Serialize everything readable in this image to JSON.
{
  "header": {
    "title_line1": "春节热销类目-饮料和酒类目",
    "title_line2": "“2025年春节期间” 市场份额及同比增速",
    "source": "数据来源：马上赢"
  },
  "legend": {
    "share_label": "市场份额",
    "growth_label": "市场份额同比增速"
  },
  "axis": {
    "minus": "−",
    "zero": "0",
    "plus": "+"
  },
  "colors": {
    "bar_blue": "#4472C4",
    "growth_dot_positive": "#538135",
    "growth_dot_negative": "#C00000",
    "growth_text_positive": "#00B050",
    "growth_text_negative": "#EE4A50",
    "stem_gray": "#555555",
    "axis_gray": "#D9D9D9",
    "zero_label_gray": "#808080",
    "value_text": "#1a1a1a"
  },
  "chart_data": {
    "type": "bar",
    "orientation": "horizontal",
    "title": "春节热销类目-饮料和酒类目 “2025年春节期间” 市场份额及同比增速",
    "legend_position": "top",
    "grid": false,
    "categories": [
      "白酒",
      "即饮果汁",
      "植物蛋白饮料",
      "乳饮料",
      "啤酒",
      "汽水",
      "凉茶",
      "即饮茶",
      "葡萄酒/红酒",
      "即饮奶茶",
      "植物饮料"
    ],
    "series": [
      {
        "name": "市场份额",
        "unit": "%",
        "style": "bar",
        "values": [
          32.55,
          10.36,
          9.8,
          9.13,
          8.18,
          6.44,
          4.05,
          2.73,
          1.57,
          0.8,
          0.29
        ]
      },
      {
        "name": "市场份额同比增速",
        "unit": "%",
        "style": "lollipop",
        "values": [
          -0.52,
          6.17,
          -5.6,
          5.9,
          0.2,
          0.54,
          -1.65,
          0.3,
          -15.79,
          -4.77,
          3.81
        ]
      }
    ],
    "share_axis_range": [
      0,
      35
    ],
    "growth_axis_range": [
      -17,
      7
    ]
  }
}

§

» **Task to carry out**
Give back the data above exactly as it appears.

» **Written answer**
Serialize everything readable in this image to JSON.
{
  "header": {
    "title_line1": "春节热销类目-饮料和酒类目",
    "title_line2": "“2025年春节期间” 市场份额及同比增速",
    "source": "数据来源：马上赢"
  },
  "legend": {
    "share_label": "市场份额",
    "growth_label": "市场份额同比增速"
  },
  "axis": {
    "minus": "−",
    "zero": "0",
    "plus": "+"
  },
  "colors": {
    "bar_blue": "#4472C4",
    "growth_dot_positive": "#538135",
    "growth_dot_negative": "#C00000",
    "growth_text_positive": "#00B050",
    "growth_text_negative": "#EE4A50",
    "stem_gray": "#555555",
    "axis_gray": "#D9D9D9",
    "zero_label_gray": "#808080",
    "value_text": "#1a1a1a"
  },
  "chart_data": {
    "type": "bar",
    "orientation": "horizontal",
    "title": "春节热销类目-饮料和酒类目 “2025年春节期间” 市场份额及同比增速",
    "legend_position": "top",
    "grid": false,
    "categories": [
      "白酒",
      "即饮果汁",
      "植物蛋白饮料",
      "乳饮料",
      "啤酒",
      "汽水",
      "凉茶",
      "即饮茶",
      "葡萄酒/红酒",
      "即饮奶茶",
      "植物饮料"
    ],
    "series": [
      {
        "name": "市场份额",
        "unit": "%",
        "style": "bar",
        "values": [
          32.55,
          10.36,
          9.8,
          9.13,
          8.18,
          6.44,
          4.05,
          2.73,
          1.57,
          0.8,
          0.29
        ]
      },
      {
        "name": "市场份额同比增速",
        "unit": "%",
        "style": "lollipop",
        "values": [
          -0.52,
          6.17,
          -5.6,
          5.9,
          0.2,
          0.54,
          -1.65,
          0.3,
          -15.79,
          -4.77,
          3.81
        ]
      }
    ],
    "share_axis_range": [
      0,
      35
    ],
    "growth_axis_range": [
      -17,
      7
    ]
  }
}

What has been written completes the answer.